- [What to produce]:
Show each line that has the string "累计同比" in it.
────────────────
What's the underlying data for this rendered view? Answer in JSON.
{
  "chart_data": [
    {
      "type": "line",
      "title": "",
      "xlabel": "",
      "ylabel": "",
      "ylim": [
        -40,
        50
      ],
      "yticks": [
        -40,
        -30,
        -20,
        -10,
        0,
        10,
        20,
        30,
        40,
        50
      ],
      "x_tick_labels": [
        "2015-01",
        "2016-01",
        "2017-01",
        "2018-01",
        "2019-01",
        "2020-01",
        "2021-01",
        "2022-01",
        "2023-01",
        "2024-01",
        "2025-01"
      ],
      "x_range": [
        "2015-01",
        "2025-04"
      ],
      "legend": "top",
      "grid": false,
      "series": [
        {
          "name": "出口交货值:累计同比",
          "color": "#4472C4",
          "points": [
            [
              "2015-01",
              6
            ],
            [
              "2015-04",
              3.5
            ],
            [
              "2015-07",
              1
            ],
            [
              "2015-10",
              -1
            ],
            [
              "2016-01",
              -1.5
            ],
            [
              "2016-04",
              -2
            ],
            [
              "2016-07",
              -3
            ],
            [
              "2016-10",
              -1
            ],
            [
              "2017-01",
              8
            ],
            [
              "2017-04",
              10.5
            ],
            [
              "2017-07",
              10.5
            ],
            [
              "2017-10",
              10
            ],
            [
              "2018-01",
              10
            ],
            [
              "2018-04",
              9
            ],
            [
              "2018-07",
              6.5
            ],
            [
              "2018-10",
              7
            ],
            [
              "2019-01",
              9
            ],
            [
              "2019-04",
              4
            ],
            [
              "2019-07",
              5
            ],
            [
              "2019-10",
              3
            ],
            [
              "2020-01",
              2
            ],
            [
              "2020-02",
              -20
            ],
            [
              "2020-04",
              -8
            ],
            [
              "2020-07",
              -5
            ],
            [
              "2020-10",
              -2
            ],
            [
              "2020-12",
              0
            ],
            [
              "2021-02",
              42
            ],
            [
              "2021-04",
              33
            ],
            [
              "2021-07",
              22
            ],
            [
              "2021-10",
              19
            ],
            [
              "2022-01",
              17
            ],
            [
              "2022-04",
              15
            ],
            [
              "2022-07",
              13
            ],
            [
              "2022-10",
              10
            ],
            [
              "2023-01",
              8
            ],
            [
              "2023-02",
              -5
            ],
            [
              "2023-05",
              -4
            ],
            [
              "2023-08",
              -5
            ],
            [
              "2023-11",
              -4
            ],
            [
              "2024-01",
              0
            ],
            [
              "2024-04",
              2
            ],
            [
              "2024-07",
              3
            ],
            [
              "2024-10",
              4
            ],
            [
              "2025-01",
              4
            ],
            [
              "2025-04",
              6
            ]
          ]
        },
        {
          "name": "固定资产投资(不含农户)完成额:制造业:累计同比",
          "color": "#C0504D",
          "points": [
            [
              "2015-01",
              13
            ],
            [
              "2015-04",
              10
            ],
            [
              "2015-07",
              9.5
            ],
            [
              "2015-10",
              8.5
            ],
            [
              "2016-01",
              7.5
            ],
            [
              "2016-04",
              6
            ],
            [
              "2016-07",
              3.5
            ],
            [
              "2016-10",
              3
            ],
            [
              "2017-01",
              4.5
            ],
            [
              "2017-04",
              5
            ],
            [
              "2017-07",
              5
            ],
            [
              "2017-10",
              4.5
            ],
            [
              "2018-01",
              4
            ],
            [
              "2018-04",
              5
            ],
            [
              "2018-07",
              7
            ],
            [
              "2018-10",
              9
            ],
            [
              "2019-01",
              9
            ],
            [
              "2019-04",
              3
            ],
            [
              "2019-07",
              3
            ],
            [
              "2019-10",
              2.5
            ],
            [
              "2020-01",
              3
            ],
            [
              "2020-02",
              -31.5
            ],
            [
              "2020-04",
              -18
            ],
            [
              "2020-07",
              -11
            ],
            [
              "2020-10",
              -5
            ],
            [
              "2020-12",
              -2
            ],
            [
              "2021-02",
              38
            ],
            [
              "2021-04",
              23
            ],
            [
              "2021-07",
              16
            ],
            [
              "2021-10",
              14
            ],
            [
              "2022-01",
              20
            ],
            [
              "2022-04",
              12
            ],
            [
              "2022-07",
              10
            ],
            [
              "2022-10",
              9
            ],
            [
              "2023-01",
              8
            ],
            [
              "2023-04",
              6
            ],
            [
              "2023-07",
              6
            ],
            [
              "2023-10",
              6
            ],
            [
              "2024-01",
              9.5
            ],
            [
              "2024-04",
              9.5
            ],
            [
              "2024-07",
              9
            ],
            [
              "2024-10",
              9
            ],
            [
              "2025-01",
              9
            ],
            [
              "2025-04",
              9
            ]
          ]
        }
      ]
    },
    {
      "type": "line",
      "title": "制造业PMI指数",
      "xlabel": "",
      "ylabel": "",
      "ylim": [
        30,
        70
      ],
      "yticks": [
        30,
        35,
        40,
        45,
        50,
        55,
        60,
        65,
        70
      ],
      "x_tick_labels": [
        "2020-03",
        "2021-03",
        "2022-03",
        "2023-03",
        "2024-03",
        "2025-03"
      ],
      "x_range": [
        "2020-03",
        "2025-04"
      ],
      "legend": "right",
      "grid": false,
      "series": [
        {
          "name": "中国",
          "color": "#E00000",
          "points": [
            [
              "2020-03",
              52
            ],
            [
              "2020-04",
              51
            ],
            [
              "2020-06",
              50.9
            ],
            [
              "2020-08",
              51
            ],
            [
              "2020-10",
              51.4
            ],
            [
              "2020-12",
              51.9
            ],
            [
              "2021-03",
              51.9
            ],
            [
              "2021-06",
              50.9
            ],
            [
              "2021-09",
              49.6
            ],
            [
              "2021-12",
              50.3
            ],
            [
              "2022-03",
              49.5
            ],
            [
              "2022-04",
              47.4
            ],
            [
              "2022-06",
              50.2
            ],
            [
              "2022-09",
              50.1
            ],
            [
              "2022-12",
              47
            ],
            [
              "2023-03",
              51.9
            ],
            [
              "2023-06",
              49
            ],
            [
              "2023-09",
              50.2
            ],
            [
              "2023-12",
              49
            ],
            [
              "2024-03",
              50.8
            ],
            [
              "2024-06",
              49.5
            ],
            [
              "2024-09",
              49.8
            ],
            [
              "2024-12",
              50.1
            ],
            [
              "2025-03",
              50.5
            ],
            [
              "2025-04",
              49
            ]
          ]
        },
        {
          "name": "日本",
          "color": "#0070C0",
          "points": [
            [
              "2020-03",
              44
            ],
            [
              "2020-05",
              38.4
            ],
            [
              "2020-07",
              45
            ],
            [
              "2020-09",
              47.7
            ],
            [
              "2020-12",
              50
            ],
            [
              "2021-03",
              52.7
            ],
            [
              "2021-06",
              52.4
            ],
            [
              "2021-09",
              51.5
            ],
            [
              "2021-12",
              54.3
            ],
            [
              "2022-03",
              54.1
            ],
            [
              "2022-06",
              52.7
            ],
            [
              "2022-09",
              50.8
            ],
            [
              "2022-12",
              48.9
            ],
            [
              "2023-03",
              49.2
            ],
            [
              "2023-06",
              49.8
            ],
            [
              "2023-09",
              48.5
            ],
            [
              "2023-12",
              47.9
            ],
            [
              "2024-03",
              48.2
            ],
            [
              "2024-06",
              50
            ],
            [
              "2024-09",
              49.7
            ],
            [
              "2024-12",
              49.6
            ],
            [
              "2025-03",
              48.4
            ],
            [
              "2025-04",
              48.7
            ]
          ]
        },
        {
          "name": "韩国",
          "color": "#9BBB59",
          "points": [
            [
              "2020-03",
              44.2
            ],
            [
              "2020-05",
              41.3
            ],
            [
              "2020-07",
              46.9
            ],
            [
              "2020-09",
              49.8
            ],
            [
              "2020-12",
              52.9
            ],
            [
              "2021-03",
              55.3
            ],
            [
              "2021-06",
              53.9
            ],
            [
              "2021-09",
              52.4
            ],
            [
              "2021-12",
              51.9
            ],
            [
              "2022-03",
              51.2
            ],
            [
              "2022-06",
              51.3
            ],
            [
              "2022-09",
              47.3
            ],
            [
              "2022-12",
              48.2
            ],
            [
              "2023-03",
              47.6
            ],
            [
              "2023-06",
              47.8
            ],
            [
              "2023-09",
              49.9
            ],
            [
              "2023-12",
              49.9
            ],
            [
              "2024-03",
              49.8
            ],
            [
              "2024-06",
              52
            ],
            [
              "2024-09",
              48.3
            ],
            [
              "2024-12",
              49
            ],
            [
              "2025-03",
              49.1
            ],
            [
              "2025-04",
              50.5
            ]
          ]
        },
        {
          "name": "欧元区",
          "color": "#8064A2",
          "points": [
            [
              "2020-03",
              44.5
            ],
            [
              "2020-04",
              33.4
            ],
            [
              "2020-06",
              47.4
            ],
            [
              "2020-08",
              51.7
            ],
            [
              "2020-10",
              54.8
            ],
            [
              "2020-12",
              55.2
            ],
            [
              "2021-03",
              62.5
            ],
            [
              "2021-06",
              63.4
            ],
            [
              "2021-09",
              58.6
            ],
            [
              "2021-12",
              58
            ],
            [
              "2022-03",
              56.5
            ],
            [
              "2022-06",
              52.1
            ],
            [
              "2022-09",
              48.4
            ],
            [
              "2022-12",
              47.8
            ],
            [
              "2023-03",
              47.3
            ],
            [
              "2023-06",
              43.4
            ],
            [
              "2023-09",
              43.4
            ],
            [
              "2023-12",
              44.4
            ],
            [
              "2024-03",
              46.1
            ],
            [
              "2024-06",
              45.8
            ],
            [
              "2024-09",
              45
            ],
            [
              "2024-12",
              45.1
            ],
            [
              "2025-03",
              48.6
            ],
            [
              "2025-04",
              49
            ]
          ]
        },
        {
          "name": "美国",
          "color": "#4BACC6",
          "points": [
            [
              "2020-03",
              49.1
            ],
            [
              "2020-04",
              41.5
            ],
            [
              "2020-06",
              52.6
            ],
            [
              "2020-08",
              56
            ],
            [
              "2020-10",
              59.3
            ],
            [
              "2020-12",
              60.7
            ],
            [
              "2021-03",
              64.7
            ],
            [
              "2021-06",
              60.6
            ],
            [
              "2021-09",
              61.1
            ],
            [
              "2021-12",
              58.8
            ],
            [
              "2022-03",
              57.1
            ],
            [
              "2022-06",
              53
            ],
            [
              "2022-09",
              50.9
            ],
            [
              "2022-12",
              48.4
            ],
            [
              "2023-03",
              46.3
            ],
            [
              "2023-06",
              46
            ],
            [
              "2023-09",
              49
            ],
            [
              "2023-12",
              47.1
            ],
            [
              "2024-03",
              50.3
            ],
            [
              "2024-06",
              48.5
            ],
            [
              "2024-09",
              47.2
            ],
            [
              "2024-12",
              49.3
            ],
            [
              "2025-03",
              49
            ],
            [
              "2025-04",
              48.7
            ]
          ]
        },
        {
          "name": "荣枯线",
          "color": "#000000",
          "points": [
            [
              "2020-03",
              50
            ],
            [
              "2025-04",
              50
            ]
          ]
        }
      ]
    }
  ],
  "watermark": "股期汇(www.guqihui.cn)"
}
────────────────
- [Exercise result]:
          "name": "出口交货值:累计同比",
          "name": "固定资产投资(不含农户)完成额:制造业:累计同比",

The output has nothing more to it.